Stored items

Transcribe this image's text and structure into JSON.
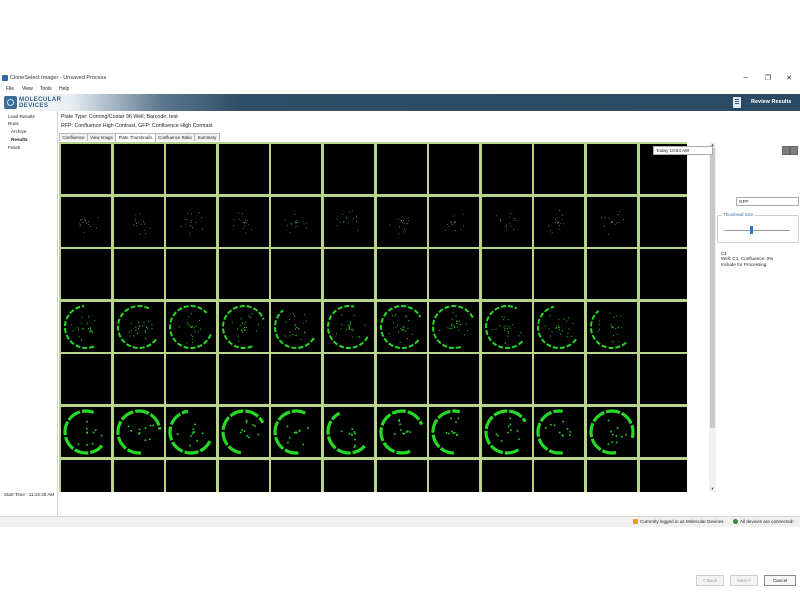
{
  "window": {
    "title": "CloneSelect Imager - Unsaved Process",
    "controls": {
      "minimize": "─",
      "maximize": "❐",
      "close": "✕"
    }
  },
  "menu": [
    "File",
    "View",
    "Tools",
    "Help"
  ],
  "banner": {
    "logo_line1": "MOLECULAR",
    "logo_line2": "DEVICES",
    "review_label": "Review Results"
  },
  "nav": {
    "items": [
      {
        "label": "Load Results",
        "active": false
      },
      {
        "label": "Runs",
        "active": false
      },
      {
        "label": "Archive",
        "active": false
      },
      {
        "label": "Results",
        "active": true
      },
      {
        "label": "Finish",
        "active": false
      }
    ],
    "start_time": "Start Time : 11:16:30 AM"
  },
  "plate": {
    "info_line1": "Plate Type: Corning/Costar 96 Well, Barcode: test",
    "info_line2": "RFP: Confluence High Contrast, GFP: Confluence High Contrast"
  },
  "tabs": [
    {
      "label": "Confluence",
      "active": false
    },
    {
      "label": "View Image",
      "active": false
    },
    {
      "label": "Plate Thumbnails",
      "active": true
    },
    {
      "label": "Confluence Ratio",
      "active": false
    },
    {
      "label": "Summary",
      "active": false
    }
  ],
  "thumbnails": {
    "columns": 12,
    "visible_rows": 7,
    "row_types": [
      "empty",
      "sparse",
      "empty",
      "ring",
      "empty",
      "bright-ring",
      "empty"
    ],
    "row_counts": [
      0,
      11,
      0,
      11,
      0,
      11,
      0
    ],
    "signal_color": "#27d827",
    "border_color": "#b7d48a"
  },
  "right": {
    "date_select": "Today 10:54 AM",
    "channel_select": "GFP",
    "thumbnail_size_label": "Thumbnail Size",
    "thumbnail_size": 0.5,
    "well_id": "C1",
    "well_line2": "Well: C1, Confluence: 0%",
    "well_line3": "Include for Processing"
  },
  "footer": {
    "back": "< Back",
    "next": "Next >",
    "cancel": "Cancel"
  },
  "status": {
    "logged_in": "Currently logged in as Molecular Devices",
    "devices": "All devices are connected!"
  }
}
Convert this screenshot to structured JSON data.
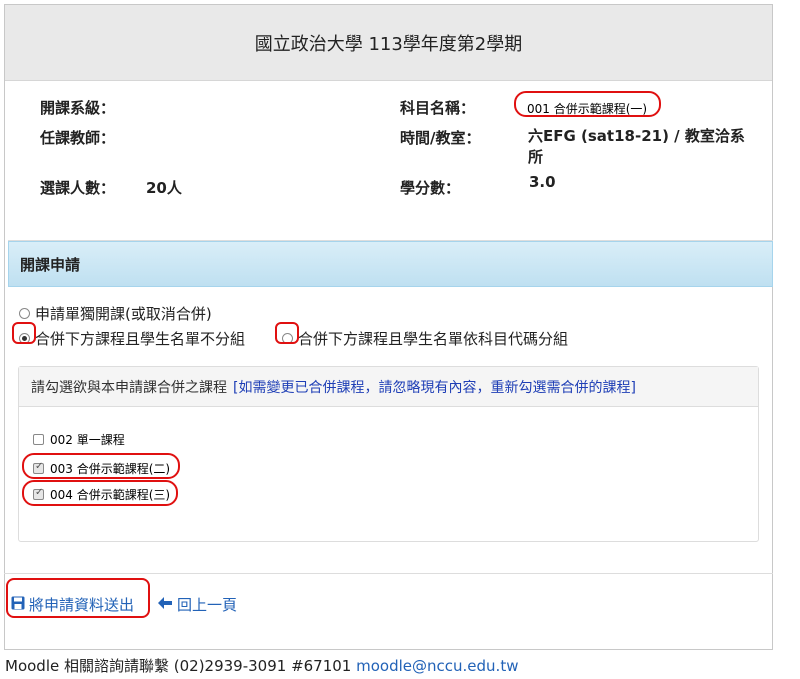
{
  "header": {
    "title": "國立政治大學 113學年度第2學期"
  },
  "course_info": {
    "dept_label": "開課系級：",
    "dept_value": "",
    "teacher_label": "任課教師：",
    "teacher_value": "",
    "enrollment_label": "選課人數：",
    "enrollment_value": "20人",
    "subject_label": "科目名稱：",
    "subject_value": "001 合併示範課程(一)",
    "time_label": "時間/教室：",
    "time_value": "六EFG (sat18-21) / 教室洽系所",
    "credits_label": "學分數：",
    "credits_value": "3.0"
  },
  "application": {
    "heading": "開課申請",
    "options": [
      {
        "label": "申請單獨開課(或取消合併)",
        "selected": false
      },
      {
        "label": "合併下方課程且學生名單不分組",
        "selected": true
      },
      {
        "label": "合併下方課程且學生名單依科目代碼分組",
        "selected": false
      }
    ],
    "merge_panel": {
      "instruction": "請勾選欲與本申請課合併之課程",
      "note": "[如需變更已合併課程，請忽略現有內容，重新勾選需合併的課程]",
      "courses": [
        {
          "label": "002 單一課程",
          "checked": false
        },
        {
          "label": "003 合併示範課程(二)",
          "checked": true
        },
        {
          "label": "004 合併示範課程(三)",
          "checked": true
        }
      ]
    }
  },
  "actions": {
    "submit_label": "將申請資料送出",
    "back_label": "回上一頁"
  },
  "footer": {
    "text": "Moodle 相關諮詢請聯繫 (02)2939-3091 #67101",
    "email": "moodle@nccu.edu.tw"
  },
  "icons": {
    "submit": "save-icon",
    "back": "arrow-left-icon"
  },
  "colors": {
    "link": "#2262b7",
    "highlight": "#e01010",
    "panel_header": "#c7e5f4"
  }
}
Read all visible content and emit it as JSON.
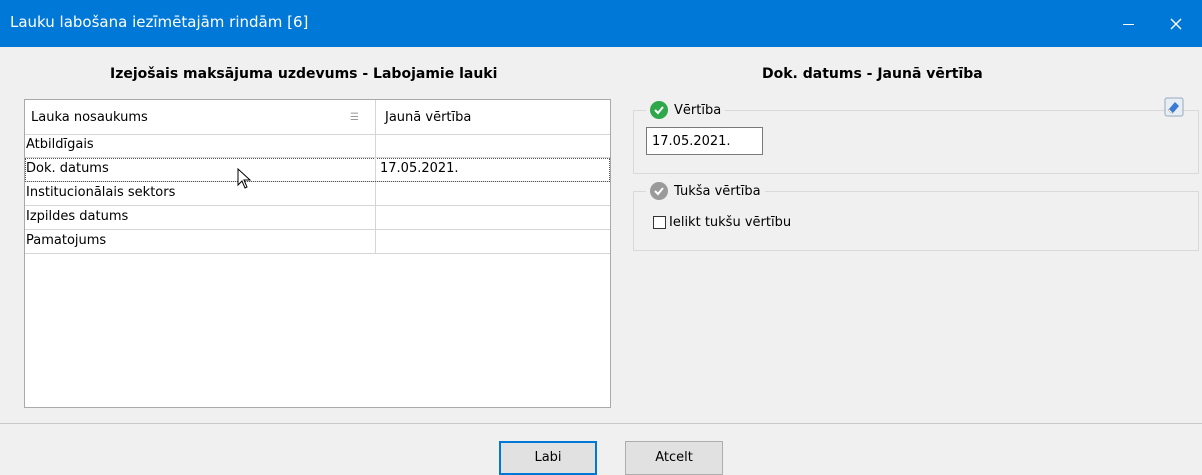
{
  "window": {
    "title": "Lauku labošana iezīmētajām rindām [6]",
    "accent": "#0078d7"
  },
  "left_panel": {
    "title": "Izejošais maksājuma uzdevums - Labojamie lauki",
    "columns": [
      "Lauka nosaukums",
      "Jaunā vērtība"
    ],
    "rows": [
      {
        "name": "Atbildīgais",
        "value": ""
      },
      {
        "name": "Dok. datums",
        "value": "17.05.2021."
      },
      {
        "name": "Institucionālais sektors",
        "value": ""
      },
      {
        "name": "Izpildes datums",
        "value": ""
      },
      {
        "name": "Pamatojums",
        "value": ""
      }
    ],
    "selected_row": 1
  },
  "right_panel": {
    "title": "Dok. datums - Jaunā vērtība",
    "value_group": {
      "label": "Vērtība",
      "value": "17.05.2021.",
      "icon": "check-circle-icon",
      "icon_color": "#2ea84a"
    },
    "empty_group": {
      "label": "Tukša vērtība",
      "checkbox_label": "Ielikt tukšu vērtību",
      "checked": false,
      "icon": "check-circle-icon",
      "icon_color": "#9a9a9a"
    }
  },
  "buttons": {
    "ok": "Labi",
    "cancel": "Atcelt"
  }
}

Problem requirements =>
Provide the number of lines in the data above that contain the string "Results", and nothing else.

Exercise answer =>
3